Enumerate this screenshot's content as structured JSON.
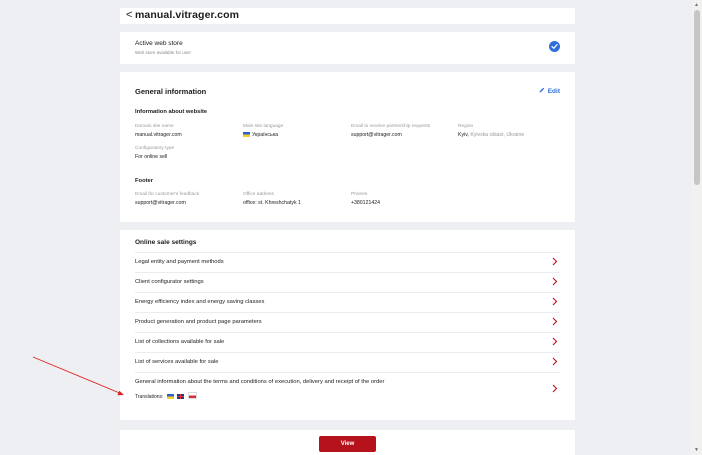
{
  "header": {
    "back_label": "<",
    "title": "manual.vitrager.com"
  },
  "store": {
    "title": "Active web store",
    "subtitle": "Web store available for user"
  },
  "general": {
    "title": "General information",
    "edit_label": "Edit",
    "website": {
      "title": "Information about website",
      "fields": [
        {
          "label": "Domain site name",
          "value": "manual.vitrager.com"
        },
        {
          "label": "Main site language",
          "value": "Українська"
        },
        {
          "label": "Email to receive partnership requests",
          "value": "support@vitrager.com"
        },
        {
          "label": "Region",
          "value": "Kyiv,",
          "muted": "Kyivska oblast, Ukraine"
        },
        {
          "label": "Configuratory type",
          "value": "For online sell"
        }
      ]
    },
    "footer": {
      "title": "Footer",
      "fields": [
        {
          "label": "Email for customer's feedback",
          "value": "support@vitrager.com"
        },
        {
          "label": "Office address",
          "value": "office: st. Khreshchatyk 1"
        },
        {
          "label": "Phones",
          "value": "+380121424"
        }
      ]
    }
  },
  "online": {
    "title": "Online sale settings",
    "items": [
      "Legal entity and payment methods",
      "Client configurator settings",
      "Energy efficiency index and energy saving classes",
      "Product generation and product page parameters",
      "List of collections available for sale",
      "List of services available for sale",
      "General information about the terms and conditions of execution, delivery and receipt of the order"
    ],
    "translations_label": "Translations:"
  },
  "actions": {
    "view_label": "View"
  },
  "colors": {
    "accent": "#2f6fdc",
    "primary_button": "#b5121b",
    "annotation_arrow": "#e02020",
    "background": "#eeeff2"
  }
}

...

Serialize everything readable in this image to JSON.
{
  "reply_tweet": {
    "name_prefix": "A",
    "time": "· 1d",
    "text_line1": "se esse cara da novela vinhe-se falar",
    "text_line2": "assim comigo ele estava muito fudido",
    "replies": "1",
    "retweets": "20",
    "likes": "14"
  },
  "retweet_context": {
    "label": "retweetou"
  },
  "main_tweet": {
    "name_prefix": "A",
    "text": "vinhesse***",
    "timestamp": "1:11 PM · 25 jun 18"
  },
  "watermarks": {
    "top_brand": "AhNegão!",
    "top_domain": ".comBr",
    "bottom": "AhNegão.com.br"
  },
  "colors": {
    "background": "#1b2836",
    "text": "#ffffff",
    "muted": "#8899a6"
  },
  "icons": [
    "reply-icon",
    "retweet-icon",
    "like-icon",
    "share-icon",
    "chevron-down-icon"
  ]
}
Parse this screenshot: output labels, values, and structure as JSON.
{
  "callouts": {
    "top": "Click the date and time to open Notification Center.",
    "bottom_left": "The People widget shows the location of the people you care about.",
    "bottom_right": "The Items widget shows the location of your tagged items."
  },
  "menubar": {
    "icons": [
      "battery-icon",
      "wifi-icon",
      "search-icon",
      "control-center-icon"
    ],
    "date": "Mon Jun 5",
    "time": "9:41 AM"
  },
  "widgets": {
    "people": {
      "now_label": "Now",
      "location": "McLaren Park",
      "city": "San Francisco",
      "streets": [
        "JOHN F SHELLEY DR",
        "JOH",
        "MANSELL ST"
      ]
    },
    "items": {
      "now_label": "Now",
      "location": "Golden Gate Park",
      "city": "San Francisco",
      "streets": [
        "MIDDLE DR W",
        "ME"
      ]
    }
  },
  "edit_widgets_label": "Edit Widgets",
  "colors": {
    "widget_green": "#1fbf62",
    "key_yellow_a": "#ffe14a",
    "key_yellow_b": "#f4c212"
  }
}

Exercise: Which lines hold the word "AhNegão"? Copy all of them.

Task answer:
    "top_brand": "AhNegão!",
    "bottom": "AhNegão.com.br"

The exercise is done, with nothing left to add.